§ Given records
********************
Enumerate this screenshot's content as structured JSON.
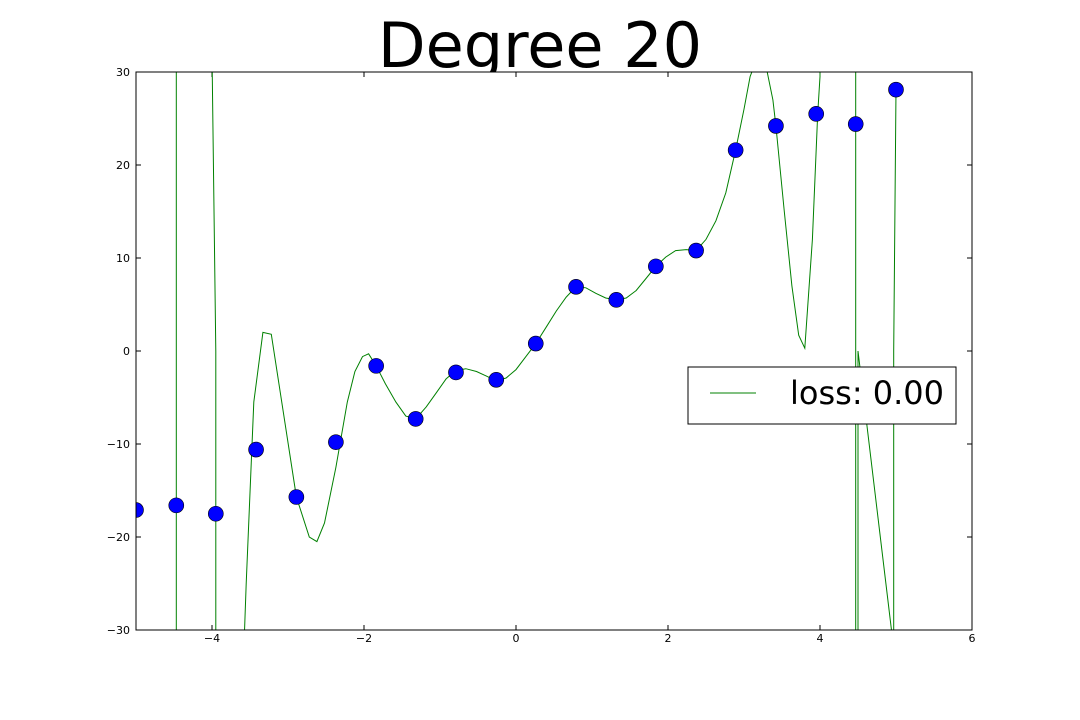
{
  "chart_data": {
    "type": "scatter",
    "title": "Degree 20",
    "xlabel": "",
    "ylabel": "",
    "xlim": [
      -5,
      6
    ],
    "ylim": [
      -30,
      30
    ],
    "xticks": [
      -4,
      -2,
      0,
      2,
      4,
      6
    ],
    "yticks": [
      -30,
      -20,
      -10,
      0,
      10,
      20,
      30
    ],
    "xtick_labels": [
      "−4",
      "−2",
      "0",
      "2",
      "4",
      "6"
    ],
    "ytick_labels": [
      "−30",
      "−20",
      "−10",
      "0",
      "10",
      "20",
      "30"
    ],
    "grid": false,
    "legend_position": "right",
    "points": {
      "color": "#0000ff",
      "x": [
        -5.0,
        -4.47,
        -3.95,
        -3.42,
        -2.89,
        -2.37,
        -1.84,
        -1.32,
        -0.79,
        -0.26,
        0.26,
        0.79,
        1.32,
        1.84,
        2.37,
        2.89,
        3.42,
        3.95,
        4.47,
        5.0
      ],
      "y": [
        -17.1,
        -16.6,
        -17.5,
        -10.6,
        -15.7,
        -9.8,
        -1.6,
        -7.3,
        -2.3,
        -3.1,
        0.8,
        6.9,
        5.5,
        9.1,
        10.8,
        21.6,
        24.2,
        25.5,
        24.4,
        28.1
      ]
    },
    "series": [
      {
        "name": "loss: 0.00",
        "color": "#008000",
        "x": [
          -4.47,
          -4.47,
          -4.47,
          -4.0,
          -3.95,
          -3.95,
          -3.58,
          -3.55,
          -3.45,
          -3.33,
          -3.22,
          -3.12,
          -2.89,
          -2.72,
          -2.62,
          -2.52,
          -2.37,
          -2.22,
          -2.12,
          -2.02,
          -1.94,
          -1.84,
          -1.72,
          -1.58,
          -1.45,
          -1.32,
          -1.18,
          -1.05,
          -0.92,
          -0.79,
          -0.66,
          -0.52,
          -0.39,
          -0.26,
          -0.13,
          0.0,
          0.13,
          0.26,
          0.4,
          0.53,
          0.66,
          0.79,
          0.92,
          1.05,
          1.18,
          1.32,
          1.45,
          1.58,
          1.71,
          1.84,
          1.97,
          2.1,
          2.24,
          2.37,
          2.5,
          2.63,
          2.76,
          2.89,
          3.0,
          3.08,
          3.15,
          3.28,
          3.38,
          3.42,
          3.53,
          3.63,
          3.72,
          3.8,
          3.9,
          3.97,
          4.0,
          4.0,
          4.47,
          4.47,
          4.47,
          4.5,
          4.5,
          4.97,
          4.97,
          5.0
        ],
        "y": [
          -32.0,
          0.0,
          32.0,
          32.0,
          0.0,
          -32.0,
          -32.0,
          -25.0,
          -5.5,
          2.0,
          1.8,
          -3.5,
          -15.7,
          -20.0,
          -20.5,
          -18.5,
          -12.5,
          -5.5,
          -2.2,
          -0.6,
          -0.3,
          -1.6,
          -3.5,
          -5.5,
          -7.0,
          -7.3,
          -6.0,
          -4.5,
          -3.0,
          -2.1,
          -1.9,
          -2.2,
          -2.7,
          -3.2,
          -2.9,
          -2.0,
          -0.6,
          0.8,
          2.6,
          4.3,
          5.8,
          6.9,
          6.8,
          6.2,
          5.7,
          5.5,
          5.7,
          6.5,
          7.8,
          9.1,
          10.1,
          10.8,
          10.9,
          10.8,
          12.0,
          14.0,
          17.0,
          21.6,
          26.0,
          29.5,
          31.0,
          31.0,
          27.0,
          24.2,
          15.0,
          7.0,
          1.7,
          0.3,
          12.0,
          25.5,
          29.5,
          32.0,
          32.0,
          0.0,
          -32.0,
          -32.0,
          0.0,
          -32.0,
          0.0,
          28.1
        ]
      }
    ]
  }
}
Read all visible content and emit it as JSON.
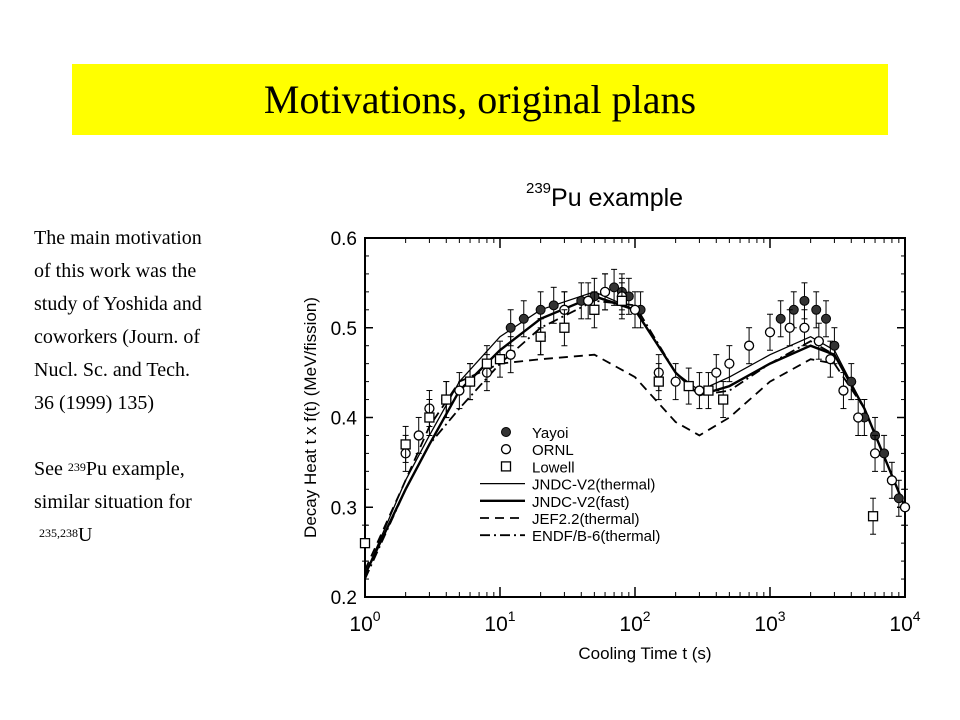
{
  "slide": {
    "title": "Motivations, original plans",
    "body_lines": [
      "The main motivation",
      "of this work was the",
      "study of Yoshida and",
      "coworkers (Journ. of",
      "Nucl. Sc. and Tech.",
      "36 (1999) 135)"
    ],
    "see_prefix": "See ",
    "see_sup": "239",
    "see_suffix": "Pu example,",
    "similar_line": "similar situation for",
    "u_sup": "235,238",
    "u_text": "U"
  },
  "chart_title": {
    "sup": "239",
    "text": "Pu example"
  },
  "chart_data": {
    "type": "line",
    "xscale": "log",
    "xlim": [
      1,
      10000
    ],
    "ylim": [
      0.2,
      0.6
    ],
    "x_ticks": [
      "10",
      "10",
      "10",
      "10",
      "10"
    ],
    "x_tick_exps": [
      "0",
      "1",
      "2",
      "3",
      "4"
    ],
    "y_ticks": [
      "0.2",
      "0.3",
      "0.4",
      "0.5",
      "0.6"
    ],
    "xlabel": "Cooling Time t (s)",
    "ylabel": "Decay Heat   t x f(t)   (MeV/fission)",
    "legend_position": "lower-left",
    "series": [
      {
        "name": "JNDC-V2(thermal)",
        "style": "solid-thin",
        "x": [
          1,
          2,
          3,
          5,
          10,
          20,
          50,
          100,
          200,
          300,
          500,
          1000,
          2000,
          3000,
          5000,
          10000
        ],
        "y": [
          0.225,
          0.33,
          0.38,
          0.44,
          0.49,
          0.52,
          0.54,
          0.52,
          0.45,
          0.43,
          0.445,
          0.47,
          0.49,
          0.475,
          0.41,
          0.3
        ]
      },
      {
        "name": "JNDC-V2(fast)",
        "style": "solid-thick",
        "x": [
          1,
          2,
          3,
          5,
          10,
          20,
          50,
          100,
          200,
          300,
          500,
          1000,
          2000,
          3000,
          5000,
          10000
        ],
        "y": [
          0.225,
          0.32,
          0.37,
          0.43,
          0.475,
          0.51,
          0.535,
          0.52,
          0.45,
          0.425,
          0.435,
          0.46,
          0.48,
          0.47,
          0.41,
          0.3
        ]
      },
      {
        "name": "JEF2.2(thermal)",
        "style": "dashed",
        "x": [
          1,
          2,
          3,
          5,
          10,
          20,
          50,
          100,
          200,
          300,
          500,
          1000,
          2000,
          3000,
          5000,
          10000
        ],
        "y": [
          0.23,
          0.33,
          0.39,
          0.44,
          0.46,
          0.465,
          0.47,
          0.445,
          0.395,
          0.38,
          0.4,
          0.44,
          0.465,
          0.46,
          0.41,
          0.3
        ]
      },
      {
        "name": "ENDF/B-6(thermal)",
        "style": "dash-dot",
        "x": [
          1,
          2,
          3,
          5,
          10,
          20,
          50,
          100,
          200,
          300,
          500,
          1000,
          2000,
          3000,
          5000,
          10000
        ],
        "y": [
          0.22,
          0.32,
          0.37,
          0.41,
          0.46,
          0.5,
          0.53,
          0.525,
          0.45,
          0.425,
          0.43,
          0.46,
          0.485,
          0.47,
          0.41,
          0.3
        ]
      },
      {
        "name": "Yayoi",
        "style": "filled-circle",
        "x": [
          12,
          15,
          20,
          25,
          30,
          40,
          50,
          60,
          70,
          80,
          90,
          110,
          1200,
          1500,
          1800,
          2200,
          2600,
          3000,
          4000,
          5000,
          6000,
          7000,
          9000
        ],
        "y": [
          0.5,
          0.51,
          0.52,
          0.525,
          0.52,
          0.53,
          0.535,
          0.54,
          0.545,
          0.54,
          0.535,
          0.52,
          0.51,
          0.52,
          0.53,
          0.52,
          0.51,
          0.48,
          0.44,
          0.4,
          0.38,
          0.36,
          0.31
        ]
      },
      {
        "name": "ORNL",
        "style": "open-circle",
        "x": [
          2,
          2.5,
          3,
          4,
          5,
          6,
          8,
          12,
          20,
          30,
          45,
          60,
          80,
          100,
          150,
          200,
          300,
          400,
          500,
          700,
          1000,
          1400,
          1800,
          2300,
          2800,
          3500,
          4500,
          6000,
          8000,
          10000
        ],
        "y": [
          0.36,
          0.38,
          0.41,
          0.42,
          0.43,
          0.44,
          0.45,
          0.47,
          0.49,
          0.52,
          0.53,
          0.54,
          0.535,
          0.52,
          0.45,
          0.44,
          0.43,
          0.45,
          0.46,
          0.48,
          0.495,
          0.5,
          0.5,
          0.485,
          0.465,
          0.43,
          0.4,
          0.36,
          0.33,
          0.3
        ]
      },
      {
        "name": "Lowell",
        "style": "open-square",
        "x": [
          1,
          2,
          3,
          4,
          6,
          8,
          10,
          20,
          30,
          50,
          80,
          150,
          250,
          350,
          450,
          5800
        ],
        "y": [
          0.26,
          0.37,
          0.4,
          0.42,
          0.44,
          0.46,
          0.465,
          0.49,
          0.5,
          0.52,
          0.53,
          0.44,
          0.435,
          0.43,
          0.42,
          0.29
        ]
      }
    ]
  }
}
********************
§ Instruction
Pull out all lines of the data with the string "name".

§ Result of this task
        "name": "loss: 0.00",
        "name": "JNDC-V2(thermal)",
        "name": "JNDC-V2(fast)",
        "name": "JEF2.2(thermal)",
        "name": "ENDF/B-6(thermal)",
        "name": "Yayoi",
        "name": "ORNL",
        "name": "Lowell",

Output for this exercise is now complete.